■ Data supplied:
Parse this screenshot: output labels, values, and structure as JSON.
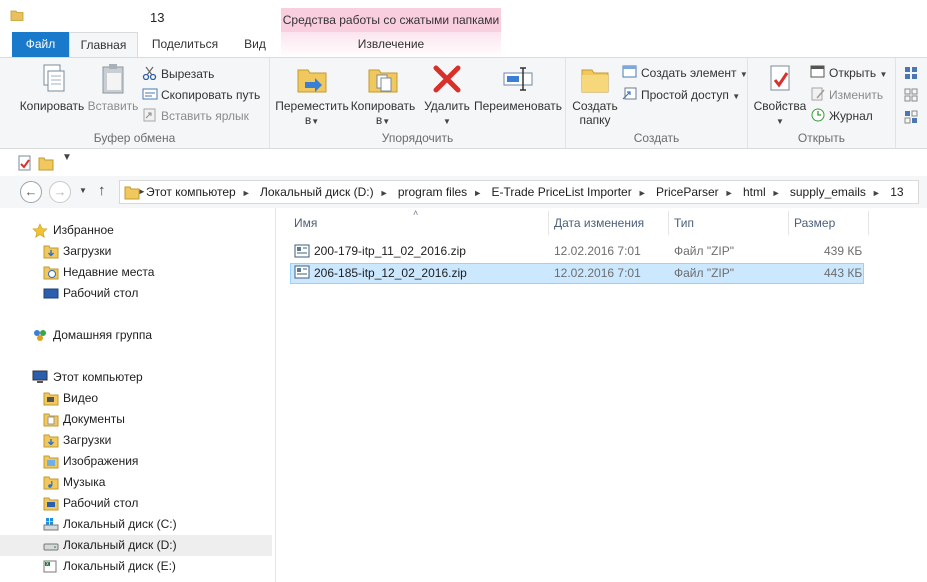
{
  "window": {
    "title": "13",
    "context_tab": "Средства работы со сжатыми папками"
  },
  "tabs": {
    "file": "Файл",
    "home": "Главная",
    "share": "Поделиться",
    "view": "Вид",
    "extract": "Извлечение"
  },
  "ribbon": {
    "clipboard": {
      "label": "Буфер обмена",
      "copy": "Копировать",
      "paste": "Вставить",
      "cut": "Вырезать",
      "copy_path": "Скопировать путь",
      "paste_shortcut": "Вставить ярлык"
    },
    "organize": {
      "label": "Упорядочить",
      "move_to_l1": "Переместить",
      "move_to_l2": "в",
      "copy_to_l1": "Копировать",
      "copy_to_l2": "в",
      "delete": "Удалить",
      "rename": "Переименовать"
    },
    "create": {
      "label": "Создать",
      "new_folder_l1": "Создать",
      "new_folder_l2": "папку",
      "new_item": "Создать элемент",
      "easy_access": "Простой доступ"
    },
    "open": {
      "label": "Открыть",
      "properties": "Свойства",
      "open": "Открыть",
      "edit": "Изменить",
      "history": "Журнал"
    }
  },
  "address": {
    "crumbs": [
      "Этот компьютер",
      "Локальный диск (D:)",
      "program files",
      "E-Trade PriceList Importer",
      "PriceParser",
      "html",
      "supply_emails",
      "13"
    ]
  },
  "nav": {
    "favorites": "Избранное",
    "downloads": "Загрузки",
    "recent": "Недавние места",
    "desktop": "Рабочий стол",
    "homegroup": "Домашняя группа",
    "this_pc": "Этот компьютер",
    "video": "Видео",
    "documents": "Документы",
    "downloads2": "Загрузки",
    "pictures": "Изображения",
    "music": "Музыка",
    "desktop2": "Рабочий стол",
    "drive_c": "Локальный диск (C:)",
    "drive_d": "Локальный диск (D:)",
    "drive_e": "Локальный диск (E:)"
  },
  "columns": {
    "name": "Имя",
    "date": "Дата изменения",
    "type": "Тип",
    "size": "Размер"
  },
  "files": [
    {
      "name": "200-179-itp_11_02_2016.zip",
      "date": "12.02.2016 7:01",
      "type": "Файл \"ZIP\"",
      "size": "439 КБ"
    },
    {
      "name": "206-185-itp_12_02_2016.zip",
      "date": "12.02.2016 7:01",
      "type": "Файл \"ZIP\"",
      "size": "443 КБ"
    }
  ],
  "colors": {
    "file_tab": "#1979ca",
    "context_tab": "#f9cfe0",
    "selection": "#cce8ff"
  }
}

■ Your instructions:
Among the entries above, identify all lines with "Рабочий" and copy them.

■ Completed task:
    "desktop": "Рабочий стол",
    "desktop2": "Рабочий стол",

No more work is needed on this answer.